_Work to complete:_
Render every line below as a JSON list of strings, one string per line, skipping any blank lines.

* START Records for this exercise *

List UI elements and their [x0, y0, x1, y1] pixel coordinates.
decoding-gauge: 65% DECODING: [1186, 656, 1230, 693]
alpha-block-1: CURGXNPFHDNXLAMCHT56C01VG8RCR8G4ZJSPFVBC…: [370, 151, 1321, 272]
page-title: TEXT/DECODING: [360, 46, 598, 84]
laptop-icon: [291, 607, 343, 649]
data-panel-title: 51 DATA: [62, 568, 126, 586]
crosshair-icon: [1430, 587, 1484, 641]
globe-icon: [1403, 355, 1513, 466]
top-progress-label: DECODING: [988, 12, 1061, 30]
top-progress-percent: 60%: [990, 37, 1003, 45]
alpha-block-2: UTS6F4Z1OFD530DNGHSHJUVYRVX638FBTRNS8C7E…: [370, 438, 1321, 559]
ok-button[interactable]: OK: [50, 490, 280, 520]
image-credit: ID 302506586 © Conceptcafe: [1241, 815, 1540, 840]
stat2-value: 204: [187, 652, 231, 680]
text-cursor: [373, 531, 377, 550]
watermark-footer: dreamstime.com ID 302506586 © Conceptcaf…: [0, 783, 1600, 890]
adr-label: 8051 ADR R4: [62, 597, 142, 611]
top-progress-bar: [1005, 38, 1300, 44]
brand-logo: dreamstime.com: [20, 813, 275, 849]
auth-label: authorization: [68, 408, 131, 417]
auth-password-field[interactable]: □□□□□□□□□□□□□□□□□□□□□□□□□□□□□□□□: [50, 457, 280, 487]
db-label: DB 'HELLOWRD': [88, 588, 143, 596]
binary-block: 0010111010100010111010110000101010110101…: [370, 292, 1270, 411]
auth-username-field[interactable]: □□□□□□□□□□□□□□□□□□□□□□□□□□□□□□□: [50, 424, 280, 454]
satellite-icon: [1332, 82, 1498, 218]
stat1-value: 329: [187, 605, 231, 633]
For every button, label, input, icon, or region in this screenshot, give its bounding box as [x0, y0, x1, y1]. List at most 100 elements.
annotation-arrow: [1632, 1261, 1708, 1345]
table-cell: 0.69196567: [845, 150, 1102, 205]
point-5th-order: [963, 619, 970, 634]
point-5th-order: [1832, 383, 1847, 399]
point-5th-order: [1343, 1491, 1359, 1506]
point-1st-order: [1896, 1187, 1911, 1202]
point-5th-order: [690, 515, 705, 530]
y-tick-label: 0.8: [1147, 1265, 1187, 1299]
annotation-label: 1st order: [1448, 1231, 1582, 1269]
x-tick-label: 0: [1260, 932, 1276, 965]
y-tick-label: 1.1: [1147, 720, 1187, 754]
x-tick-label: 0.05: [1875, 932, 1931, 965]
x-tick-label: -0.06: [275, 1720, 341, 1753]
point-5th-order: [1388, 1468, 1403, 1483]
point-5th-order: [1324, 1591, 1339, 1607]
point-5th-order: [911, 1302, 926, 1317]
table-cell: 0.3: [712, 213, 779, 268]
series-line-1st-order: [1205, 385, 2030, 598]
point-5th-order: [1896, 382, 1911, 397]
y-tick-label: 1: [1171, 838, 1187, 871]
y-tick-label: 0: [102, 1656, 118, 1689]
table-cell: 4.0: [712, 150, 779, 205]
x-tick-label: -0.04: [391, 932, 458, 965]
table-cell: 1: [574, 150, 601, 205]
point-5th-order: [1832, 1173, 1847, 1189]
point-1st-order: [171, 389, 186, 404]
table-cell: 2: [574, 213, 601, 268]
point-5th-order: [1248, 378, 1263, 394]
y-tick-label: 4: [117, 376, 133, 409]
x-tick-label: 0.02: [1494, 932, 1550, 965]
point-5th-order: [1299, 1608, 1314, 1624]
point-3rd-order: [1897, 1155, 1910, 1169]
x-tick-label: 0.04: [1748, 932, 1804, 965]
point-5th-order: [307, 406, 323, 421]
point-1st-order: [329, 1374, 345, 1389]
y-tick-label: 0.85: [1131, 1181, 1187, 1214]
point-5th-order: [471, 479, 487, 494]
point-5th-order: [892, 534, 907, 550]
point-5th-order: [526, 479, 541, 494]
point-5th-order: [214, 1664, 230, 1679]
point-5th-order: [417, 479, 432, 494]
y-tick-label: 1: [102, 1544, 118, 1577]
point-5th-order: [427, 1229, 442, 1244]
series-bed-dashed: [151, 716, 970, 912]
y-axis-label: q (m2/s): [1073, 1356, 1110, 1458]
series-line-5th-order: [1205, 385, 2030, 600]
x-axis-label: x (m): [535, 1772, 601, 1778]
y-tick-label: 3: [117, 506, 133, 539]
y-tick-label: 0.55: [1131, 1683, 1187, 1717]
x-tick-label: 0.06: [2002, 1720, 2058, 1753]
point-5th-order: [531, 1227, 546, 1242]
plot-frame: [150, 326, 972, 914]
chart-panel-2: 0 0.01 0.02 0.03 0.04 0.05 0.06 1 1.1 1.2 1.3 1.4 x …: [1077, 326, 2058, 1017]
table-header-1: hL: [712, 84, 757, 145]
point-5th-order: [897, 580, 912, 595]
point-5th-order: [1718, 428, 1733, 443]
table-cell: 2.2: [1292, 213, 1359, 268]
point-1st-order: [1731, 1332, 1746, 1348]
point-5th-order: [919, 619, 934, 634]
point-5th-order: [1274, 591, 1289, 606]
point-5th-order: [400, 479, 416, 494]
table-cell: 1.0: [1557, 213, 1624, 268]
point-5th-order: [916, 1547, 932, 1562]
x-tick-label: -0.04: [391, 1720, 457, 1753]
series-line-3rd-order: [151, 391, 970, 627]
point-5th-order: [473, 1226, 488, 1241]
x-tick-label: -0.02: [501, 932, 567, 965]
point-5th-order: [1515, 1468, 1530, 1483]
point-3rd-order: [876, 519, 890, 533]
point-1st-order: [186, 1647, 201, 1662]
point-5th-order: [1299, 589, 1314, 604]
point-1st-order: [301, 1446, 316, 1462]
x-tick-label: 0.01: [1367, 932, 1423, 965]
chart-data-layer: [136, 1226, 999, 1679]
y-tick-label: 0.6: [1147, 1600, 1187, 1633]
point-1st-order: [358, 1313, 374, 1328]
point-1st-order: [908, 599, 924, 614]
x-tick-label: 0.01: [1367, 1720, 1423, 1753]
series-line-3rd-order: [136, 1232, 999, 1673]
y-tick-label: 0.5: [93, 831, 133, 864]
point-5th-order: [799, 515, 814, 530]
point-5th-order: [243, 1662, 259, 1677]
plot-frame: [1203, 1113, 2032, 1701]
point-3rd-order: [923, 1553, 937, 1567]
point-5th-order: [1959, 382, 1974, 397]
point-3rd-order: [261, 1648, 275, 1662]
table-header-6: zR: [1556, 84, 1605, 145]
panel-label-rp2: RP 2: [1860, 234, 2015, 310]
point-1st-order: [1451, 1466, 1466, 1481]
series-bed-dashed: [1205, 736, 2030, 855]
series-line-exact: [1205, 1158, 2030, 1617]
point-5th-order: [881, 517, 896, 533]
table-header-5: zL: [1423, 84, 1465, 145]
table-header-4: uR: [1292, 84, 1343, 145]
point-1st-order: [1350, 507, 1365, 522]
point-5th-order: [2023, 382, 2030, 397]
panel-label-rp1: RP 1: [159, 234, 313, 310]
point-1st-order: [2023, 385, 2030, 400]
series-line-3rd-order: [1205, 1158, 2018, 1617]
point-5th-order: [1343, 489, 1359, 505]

* END Records for this exercise *

_Task output:_
[
  "List UI elements and their [x0, y0, x1, y1] pixel coordinates.",
  "decoding-gauge: 65% DECODING: [1186, 656, 1230, 693]",
  "alpha-block-1: CURGXNPFHDNXLAMCHT56C01VG8RCR8G4ZJSPFVBC…: [370, 151, 1321, 272]",
  "page-title: TEXT/DECODING: [360, 46, 598, 84]",
  "laptop-icon: [291, 607, 343, 649]",
  "data-panel-title: 51 DATA: [62, 568, 126, 586]",
  "crosshair-icon: [1430, 587, 1484, 641]",
  "globe-icon: [1403, 355, 1513, 466]",
  "top-progress-label: DECODING: [988, 12, 1061, 30]",
  "top-progress-percent: 60%: [990, 37, 1003, 45]",
  "alpha-block-2: UTS6F4Z1OFD530DNGHSHJUVYRVX638FBTRNS8C7E…: [370, 438, 1321, 559]",
  "ok-button[interactable]: OK: [50, 490, 280, 520]",
  "image-credit: ID 302506586 © Conceptcafe: [1241, 815, 1540, 840]",
  "stat2-value: 204: [187, 652, 231, 680]",
  "text-cursor: [373, 531, 377, 550]",
  "watermark-footer: dreamstime.com ID 302506586 © Conceptcaf…: [0, 783, 1600, 890]",
  "adr-label: 8051 ADR R4: [62, 597, 142, 611]",
  "top-progress-bar: [1005, 38, 1300, 44]",
  "brand-logo: dreamstime.com: [20, 813, 275, 849]",
  "auth-label: authorization: [68, 408, 131, 417]",
  "auth-password-field[interactable]: □□□□□□□□□□□□□□□□□□□□□□□□□□□□□□□□: [50, 457, 280, 487]",
  "db-label: DB 'HELLOWRD': [88, 588, 143, 596]",
  "binary-block: 0010111010100010111010110000101010110101…: [370, 292, 1270, 411]",
  "auth-username-field[interactable]: □□□□□□□□□□□□□□□□□□□□□□□□□□□□□□□: [50, 424, 280, 454]",
  "satellite-icon: [1332, 82, 1498, 218]",
  "stat1-value: 329: [187, 605, 231, 633]",
  "For every button, label, input, icon, or region in this screenshot, give its bounding box as [x0, y0, x1, y1]. List at most 100 elements.",
  "annotation-arrow: [1632, 1261, 1708, 1345]",
  "table-cell: 0.69196567: [845, 150, 1102, 205]",
  "point-5th-order: [963, 619, 970, 634]",
  "point-5th-order: [1832, 383, 1847, 399]",
  "point-5th-order: [1343, 1491, 1359, 1506]",
  "point-1st-order: [1896, 1187, 1911, 1202]",
  "point-5th-order: [690, 515, 705, 530]",
  "y-tick-label: 0.8: [1147, 1265, 1187, 1299]",
  "annotation-label: 1st order: [1448, 1231, 1582, 1269]",
  "x-tick-label: 0: [1260, 932, 1276, 965]",
  "y-tick-label: 1.1: [1147, 720, 1187, 754]",
  "x-tick-label: 0.05: [1875, 932, 1931, 965]",
  "x-tick-label: -0.06: [275, 1720, 341, 1753]",
  "point-5th-order: [1388, 1468, 1403, 1483]",
  "point-5th-order: [1324, 1591, 1339, 1607]",
  "point-5th-order: [911, 1302, 926, 1317]",
  "table-cell: 0.3: [712, 213, 779, 268]",
  "series-line-1st-order: [1205, 385, 2030, 598]",
  "point-5th-order: [1896, 382, 1911, 397]",
  "y-tick-label: 1: [1171, 838, 1187, 871]",
  "y-tick-label: 0: [102, 1656, 118, 1689]",
  "table-cell: 4.0: [712, 150, 779, 205]",
  "x-tick-label: -0.04: [391, 932, 458, 965]",
  "table-cell: 1: [574, 150, 601, 205]",
  "point-5th-order: [1832, 1173, 1847, 1189]",
  "point-1st-order: [171, 389, 186, 404]",
  "table-cell: 2: [574, 213, 601, 268]",
  "point-5th-order: [1248, 378, 1263, 394]",
  "y-tick-label: 4: [117, 376, 133, 409]",
  "x-tick-label: 0.02: [1494, 932, 1550, 965]",
  "point-5th-order: [1299, 1608, 1314, 1624]",
  "point-3rd-order: [1897, 1155, 1910, 1169]",
  "x-tick-label: 0.04: [1748, 932, 1804, 965]",
  "point-5th-order: [307, 406, 323, 421]",
  "point-1st-order: [329, 1374, 345, 1389]",
  "y-tick-label: 0.85: [1131, 1181, 1187, 1214]",
  "point-5th-order: [471, 479, 487, 494]",
  "point-5th-order: [892, 534, 907, 550]",
  "point-5th-order: [526, 479, 541, 494]",
  "point-5th-order: [214, 1664, 230, 1679]",
  "point-5th-order: [417, 479, 432, 494]",
  "y-tick-label: 1: [102, 1544, 118, 1577]",
  "point-5th-order: [427, 1229, 442, 1244]",
  "series-bed-dashed: [151, 716, 970, 912]",
  "y-axis-label: q (m2/s): [1073, 1356, 1110, 1458]",
  "series-line-5th-order: [1205, 385, 2030, 600]",
  "x-axis-label: x (m): [535, 1772, 601, 1778]",
  "y-tick-label: 3: [117, 506, 133, 539]",
  "y-tick-label: 0.55: [1131, 1683, 1187, 1717]",
  "x-tick-label: 0.06: [2002, 1720, 2058, 1753]",
  "point-5th-order: [531, 1227, 546, 1242]",
  "plot-frame: [150, 326, 972, 914]",
  "chart-panel-2: 0 0.01 0.02 0.03 0.04 0.05 0.06 1 1.1 1.2 1.3 1.4 x …: [1077, 326, 2058, 1017]",
  "table-header-1: hL: [712, 84, 757, 145]",
  "point-5th-order: [897, 580, 912, 595]",
  "point-5th-order: [1718, 428, 1733, 443]",
  "table-cell: 2.2: [1292, 213, 1359, 268]",
  "point-1st-order: [1731, 1332, 1746, 1348]",
  "point-5th-order: [919, 619, 934, 634]",
  "point-5th-order: [1274, 591, 1289, 606]",
  "point-5th-order: [400, 479, 416, 494]",
  "table-cell: 1.0: [1557, 213, 1624, 268]",
  "point-5th-order: [916, 1547, 932, 1562]",
  "x-tick-label: -0.04: [391, 1720, 457, 1753]",
  "series-line-3rd-order: [151, 391, 970, 627]",
  "point-5th-order: [473, 1226, 488, 1241]",
  "x-tick-label: -0.02: [501, 932, 567, 965]",
  "point-5th-order: [1515, 1468, 1530, 1483]",
  "point-3rd-order: [876, 519, 890, 533]",
  "point-1st-order: [186, 1647, 201, 1662]",
  "point-5th-order: [1299, 589, 1314, 604]",
  "point-1st-order: [301, 1446, 316, 1462]",
  "x-tick-label: 0.01: [1367, 932, 1423, 965]",
  "chart-data-layer: [136, 1226, 999, 1679]",
  "y-tick-label: 0.6: [1147, 1600, 1187, 1633]",
  "point-1st-order: [358, 1313, 374, 1328]",
  "point-1st-order: [908, 599, 924, 614]",
  "x-tick-label: 0.01: [1367, 1720, 1423, 1753]",
  "series-line-3rd-order: [136, 1232, 999, 1673]",
  "y-tick-label: 0.5: [93, 831, 133, 864]",
  "point-5th-order: [799, 515, 814, 530]",
  "point-5th-order: [243, 1662, 259, 1677]",
  "plot-frame: [1203, 1113, 2032, 1701]",
  "point-3rd-order: [923, 1553, 937, 1567]",
  "point-5th-order: [1959, 382, 1974, 397]",
  "point-3rd-order: [261, 1648, 275, 1662]",
  "table-header-6: zR: [1556, 84, 1605, 145]",
  "panel-label-rp2: RP 2: [1860, 234, 2015, 310]",
  "point-1st-order: [1451, 1466, 1466, 1481]",
  "series-bed-dashed: [1205, 736, 2030, 855]",
  "series-line-exact: [1205, 1158, 2030, 1617]",
  "point-5th-order: [881, 517, 896, 533]",
  "table-header-5: zL: [1423, 84, 1465, 145]",
  "table-header-4: uR: [1292, 84, 1343, 145]",
  "point-1st-order: [1350, 507, 1365, 522]",
  "point-5th-order: [2023, 382, 2030, 397]",
  "panel-label-rp1: RP 1: [159, 234, 313, 310]",
  "point-1st-order: [2023, 385, 2030, 400]",
  "series-line-3rd-order: [1205, 1158, 2018, 1617]",
  "point-5th-order: [1343, 489, 1359, 505]"
]